BEGIN Available data
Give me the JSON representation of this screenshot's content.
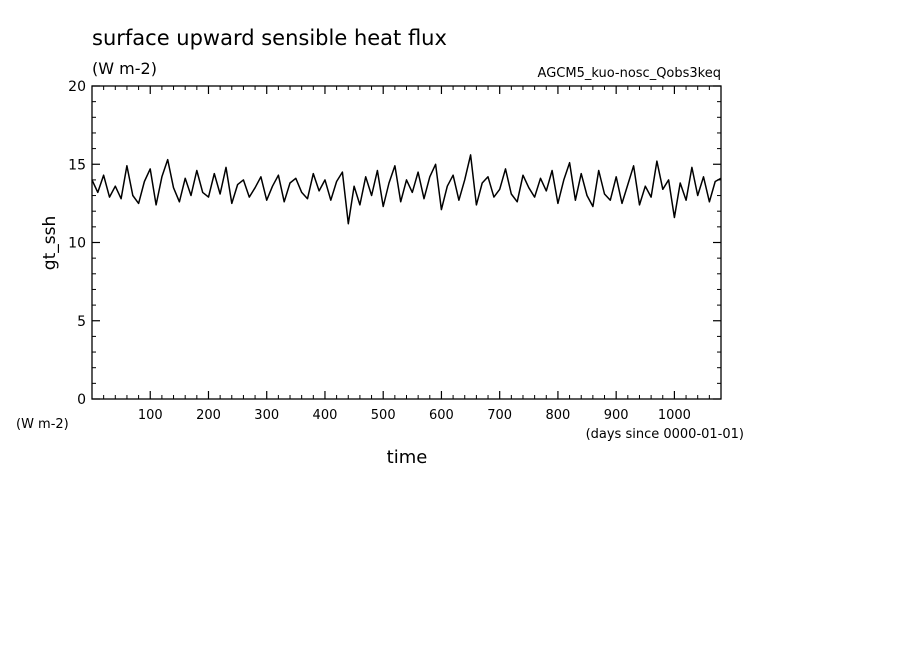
{
  "chart_data": {
    "type": "line",
    "title": "surface upward sensible heat flux",
    "units_label": "(W m-2)",
    "run_label": "AGCM5_kuo-nosc_Qobs3keq",
    "ylabel": "gt_ssh",
    "y_units_label": "(W m-2)",
    "xlabel": "time",
    "x_units_label": "(days since 0000-01-01)",
    "xlim": [
      0,
      1080
    ],
    "ylim": [
      0,
      20
    ],
    "x_ticks": [
      100,
      200,
      300,
      400,
      500,
      600,
      700,
      800,
      900,
      1000
    ],
    "x_tick_labels": [
      "100",
      "200",
      "300",
      "400",
      "500",
      "600",
      "700",
      "800",
      "900",
      "1000"
    ],
    "y_ticks": [
      0,
      5,
      10,
      15,
      20
    ],
    "y_tick_labels": [
      "0",
      "5",
      "10",
      "15",
      "20"
    ],
    "grid": false,
    "line_color": "#000000",
    "series": [
      {
        "x": [
          0,
          10,
          20,
          30,
          40,
          50,
          60,
          70,
          80,
          90,
          100,
          110,
          120,
          130,
          140,
          150,
          160,
          170,
          180,
          190,
          200,
          210,
          220,
          230,
          240,
          250,
          260,
          270,
          280,
          290,
          300,
          310,
          320,
          330,
          340,
          350,
          360,
          370,
          380,
          390,
          400,
          410,
          420,
          430,
          440,
          450,
          460,
          470,
          480,
          490,
          500,
          510,
          520,
          530,
          540,
          550,
          560,
          570,
          580,
          590,
          600,
          610,
          620,
          630,
          640,
          650,
          660,
          670,
          680,
          690,
          700,
          710,
          720,
          730,
          740,
          750,
          760,
          770,
          780,
          790,
          800,
          810,
          820,
          830,
          840,
          850,
          860,
          870,
          880,
          890,
          900,
          910,
          920,
          930,
          940,
          950,
          960,
          970,
          980,
          990,
          1000,
          1010,
          1020,
          1030,
          1040,
          1050,
          1060,
          1070,
          1080
        ],
        "values": [
          14.0,
          13.2,
          14.3,
          12.9,
          13.6,
          12.8,
          14.9,
          13.0,
          12.5,
          13.9,
          14.7,
          12.4,
          14.2,
          15.3,
          13.5,
          12.6,
          14.1,
          13.0,
          14.6,
          13.2,
          12.9,
          14.4,
          13.1,
          14.8,
          12.5,
          13.7,
          14.0,
          12.9,
          13.5,
          14.2,
          12.7,
          13.6,
          14.3,
          12.6,
          13.8,
          14.1,
          13.2,
          12.8,
          14.4,
          13.3,
          14.0,
          12.7,
          13.9,
          14.5,
          11.2,
          13.6,
          12.4,
          14.2,
          13.0,
          14.6,
          12.3,
          13.8,
          14.9,
          12.6,
          14.0,
          13.2,
          14.5,
          12.8,
          14.2,
          15.0,
          12.1,
          13.6,
          14.3,
          12.7,
          14.0,
          15.6,
          12.4,
          13.8,
          14.2,
          12.9,
          13.4,
          14.7,
          13.1,
          12.6,
          14.3,
          13.5,
          12.9,
          14.1,
          13.3,
          14.6,
          12.5,
          14.0,
          15.1,
          12.7,
          14.4,
          13.0,
          12.3,
          14.6,
          13.1,
          12.7,
          14.2,
          12.5,
          13.7,
          14.9,
          12.4,
          13.6,
          12.9,
          15.2,
          13.4,
          14.0,
          11.6,
          13.8,
          12.7,
          14.8,
          13.0,
          14.2,
          12.6,
          13.9,
          14.1
        ]
      }
    ]
  }
}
END Available data
Task description
Output the material word for word, omitting its pictures.

Finished answer
Give me the JSON representation of this screenshot's content.
{
  "chart_data": {
    "type": "line",
    "title": "surface upward sensible heat flux",
    "units_label": "(W m-2)",
    "run_label": "AGCM5_kuo-nosc_Qobs3keq",
    "ylabel": "gt_ssh",
    "y_units_label": "(W m-2)",
    "xlabel": "time",
    "x_units_label": "(days since 0000-01-01)",
    "xlim": [
      0,
      1080
    ],
    "ylim": [
      0,
      20
    ],
    "x_ticks": [
      100,
      200,
      300,
      400,
      500,
      600,
      700,
      800,
      900,
      1000
    ],
    "x_tick_labels": [
      "100",
      "200",
      "300",
      "400",
      "500",
      "600",
      "700",
      "800",
      "900",
      "1000"
    ],
    "y_ticks": [
      0,
      5,
      10,
      15,
      20
    ],
    "y_tick_labels": [
      "0",
      "5",
      "10",
      "15",
      "20"
    ],
    "grid": false,
    "line_color": "#000000",
    "series": [
      {
        "x": [
          0,
          10,
          20,
          30,
          40,
          50,
          60,
          70,
          80,
          90,
          100,
          110,
          120,
          130,
          140,
          150,
          160,
          170,
          180,
          190,
          200,
          210,
          220,
          230,
          240,
          250,
          260,
          270,
          280,
          290,
          300,
          310,
          320,
          330,
          340,
          350,
          360,
          370,
          380,
          390,
          400,
          410,
          420,
          430,
          440,
          450,
          460,
          470,
          480,
          490,
          500,
          510,
          520,
          530,
          540,
          550,
          560,
          570,
          580,
          590,
          600,
          610,
          620,
          630,
          640,
          650,
          660,
          670,
          680,
          690,
          700,
          710,
          720,
          730,
          740,
          750,
          760,
          770,
          780,
          790,
          800,
          810,
          820,
          830,
          840,
          850,
          860,
          870,
          880,
          890,
          900,
          910,
          920,
          930,
          940,
          950,
          960,
          970,
          980,
          990,
          1000,
          1010,
          1020,
          1030,
          1040,
          1050,
          1060,
          1070,
          1080
        ],
        "values": [
          14.0,
          13.2,
          14.3,
          12.9,
          13.6,
          12.8,
          14.9,
          13.0,
          12.5,
          13.9,
          14.7,
          12.4,
          14.2,
          15.3,
          13.5,
          12.6,
          14.1,
          13.0,
          14.6,
          13.2,
          12.9,
          14.4,
          13.1,
          14.8,
          12.5,
          13.7,
          14.0,
          12.9,
          13.5,
          14.2,
          12.7,
          13.6,
          14.3,
          12.6,
          13.8,
          14.1,
          13.2,
          12.8,
          14.4,
          13.3,
          14.0,
          12.7,
          13.9,
          14.5,
          11.2,
          13.6,
          12.4,
          14.2,
          13.0,
          14.6,
          12.3,
          13.8,
          14.9,
          12.6,
          14.0,
          13.2,
          14.5,
          12.8,
          14.2,
          15.0,
          12.1,
          13.6,
          14.3,
          12.7,
          14.0,
          15.6,
          12.4,
          13.8,
          14.2,
          12.9,
          13.4,
          14.7,
          13.1,
          12.6,
          14.3,
          13.5,
          12.9,
          14.1,
          13.3,
          14.6,
          12.5,
          14.0,
          15.1,
          12.7,
          14.4,
          13.0,
          12.3,
          14.6,
          13.1,
          12.7,
          14.2,
          12.5,
          13.7,
          14.9,
          12.4,
          13.6,
          12.9,
          15.2,
          13.4,
          14.0,
          11.6,
          13.8,
          12.7,
          14.8,
          13.0,
          14.2,
          12.6,
          13.9,
          14.1
        ]
      }
    ]
  }
}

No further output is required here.